# [What to work on]
Repeat the entire listing exactly as written.

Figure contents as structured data
########

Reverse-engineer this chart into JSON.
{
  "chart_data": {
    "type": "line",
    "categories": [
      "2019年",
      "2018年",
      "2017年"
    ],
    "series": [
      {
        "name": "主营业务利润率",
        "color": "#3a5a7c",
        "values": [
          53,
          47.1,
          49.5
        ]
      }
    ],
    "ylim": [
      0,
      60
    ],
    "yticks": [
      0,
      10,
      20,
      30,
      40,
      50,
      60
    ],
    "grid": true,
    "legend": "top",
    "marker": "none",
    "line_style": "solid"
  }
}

########

# [The completed task]
Reverse-engineer this chart into JSON.
{
  "chart_data": {
    "type": "line",
    "categories": [
      "2019年",
      "2018年",
      "2017年"
    ],
    "series": [
      {
        "name": "主营业务利润率",
        "color": "#3a5a7c",
        "values": [
          53,
          47.1,
          49.5
        ]
      }
    ],
    "ylim": [
      0,
      60
    ],
    "yticks": [
      0,
      10,
      20,
      30,
      40,
      50,
      60
    ],
    "grid": true,
    "legend": "top",
    "marker": "none",
    "line_style": "solid"
  }
}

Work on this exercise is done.